⟨

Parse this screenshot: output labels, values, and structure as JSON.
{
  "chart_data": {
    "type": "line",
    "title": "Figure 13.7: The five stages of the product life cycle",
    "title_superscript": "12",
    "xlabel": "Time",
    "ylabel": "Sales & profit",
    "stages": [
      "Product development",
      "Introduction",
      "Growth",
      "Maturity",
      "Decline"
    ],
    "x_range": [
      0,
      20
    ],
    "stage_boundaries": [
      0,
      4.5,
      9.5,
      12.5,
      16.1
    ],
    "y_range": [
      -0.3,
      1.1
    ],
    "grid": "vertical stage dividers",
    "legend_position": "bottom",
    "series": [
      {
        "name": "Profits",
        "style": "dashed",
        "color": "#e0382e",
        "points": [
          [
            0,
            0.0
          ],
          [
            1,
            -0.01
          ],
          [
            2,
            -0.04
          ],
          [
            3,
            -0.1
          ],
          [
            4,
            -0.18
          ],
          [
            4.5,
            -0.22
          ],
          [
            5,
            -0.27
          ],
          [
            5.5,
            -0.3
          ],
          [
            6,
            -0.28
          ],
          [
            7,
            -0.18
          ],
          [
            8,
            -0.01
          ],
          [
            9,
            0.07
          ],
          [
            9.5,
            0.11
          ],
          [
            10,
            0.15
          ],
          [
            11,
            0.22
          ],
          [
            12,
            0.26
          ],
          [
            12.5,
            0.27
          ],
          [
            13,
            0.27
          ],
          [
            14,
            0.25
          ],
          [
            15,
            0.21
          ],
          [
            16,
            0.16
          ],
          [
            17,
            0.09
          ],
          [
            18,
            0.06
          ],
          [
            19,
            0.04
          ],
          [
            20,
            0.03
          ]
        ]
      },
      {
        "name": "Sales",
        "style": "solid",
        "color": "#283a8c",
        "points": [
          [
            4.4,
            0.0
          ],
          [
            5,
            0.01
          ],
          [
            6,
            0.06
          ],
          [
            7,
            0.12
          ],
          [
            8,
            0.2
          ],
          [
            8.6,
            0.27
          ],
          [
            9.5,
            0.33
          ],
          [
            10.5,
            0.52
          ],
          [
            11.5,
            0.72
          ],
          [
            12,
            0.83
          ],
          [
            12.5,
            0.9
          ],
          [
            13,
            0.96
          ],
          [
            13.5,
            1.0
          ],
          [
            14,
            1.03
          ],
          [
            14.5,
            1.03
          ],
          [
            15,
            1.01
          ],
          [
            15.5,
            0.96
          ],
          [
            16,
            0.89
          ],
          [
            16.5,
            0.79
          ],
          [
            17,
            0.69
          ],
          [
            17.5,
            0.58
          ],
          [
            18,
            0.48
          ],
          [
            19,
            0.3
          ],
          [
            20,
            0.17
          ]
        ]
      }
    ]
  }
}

⟩

Task instructions ->
Return the lines above exactly, keeping every word.

In response ->
Parse this screenshot: output labels, values, and structure as JSON.
{
  "chart_data": {
    "type": "line",
    "title": "Figure 13.7: The five stages of the product life cycle",
    "title_superscript": "12",
    "xlabel": "Time",
    "ylabel": "Sales & profit",
    "stages": [
      "Product development",
      "Introduction",
      "Growth",
      "Maturity",
      "Decline"
    ],
    "x_range": [
      0,
      20
    ],
    "stage_boundaries": [
      0,
      4.5,
      9.5,
      12.5,
      16.1
    ],
    "y_range": [
      -0.3,
      1.1
    ],
    "grid": "vertical stage dividers",
    "legend_position": "bottom",
    "series": [
      {
        "name": "Profits",
        "style": "dashed",
        "color": "#e0382e",
        "points": [
          [
            0,
            0.0
          ],
          [
            1,
            -0.01
          ],
          [
            2,
            -0.04
          ],
          [
            3,
            -0.1
          ],
          [
            4,
            -0.18
          ],
          [
            4.5,
            -0.22
          ],
          [
            5,
            -0.27
          ],
          [
            5.5,
            -0.3
          ],
          [
            6,
            -0.28
          ],
          [
            7,
            -0.18
          ],
          [
            8,
            -0.01
          ],
          [
            9,
            0.07
          ],
          [
            9.5,
            0.11
          ],
          [
            10,
            0.15
          ],
          [
            11,
            0.22
          ],
          [
            12,
            0.26
          ],
          [
            12.5,
            0.27
          ],
          [
            13,
            0.27
          ],
          [
            14,
            0.25
          ],
          [
            15,
            0.21
          ],
          [
            16,
            0.16
          ],
          [
            17,
            0.09
          ],
          [
            18,
            0.06
          ],
          [
            19,
            0.04
          ],
          [
            20,
            0.03
          ]
        ]
      },
      {
        "name": "Sales",
        "style": "solid",
        "color": "#283a8c",
        "points": [
          [
            4.4,
            0.0
          ],
          [
            5,
            0.01
          ],
          [
            6,
            0.06
          ],
          [
            7,
            0.12
          ],
          [
            8,
            0.2
          ],
          [
            8.6,
            0.27
          ],
          [
            9.5,
            0.33
          ],
          [
            10.5,
            0.52
          ],
          [
            11.5,
            0.72
          ],
          [
            12,
            0.83
          ],
          [
            12.5,
            0.9
          ],
          [
            13,
            0.96
          ],
          [
            13.5,
            1.0
          ],
          [
            14,
            1.03
          ],
          [
            14.5,
            1.03
          ],
          [
            15,
            1.01
          ],
          [
            15.5,
            0.96
          ],
          [
            16,
            0.89
          ],
          [
            16.5,
            0.79
          ],
          [
            17,
            0.69
          ],
          [
            17.5,
            0.58
          ],
          [
            18,
            0.48
          ],
          [
            19,
            0.3
          ],
          [
            20,
            0.17
          ]
        ]
      }
    ]
  }
}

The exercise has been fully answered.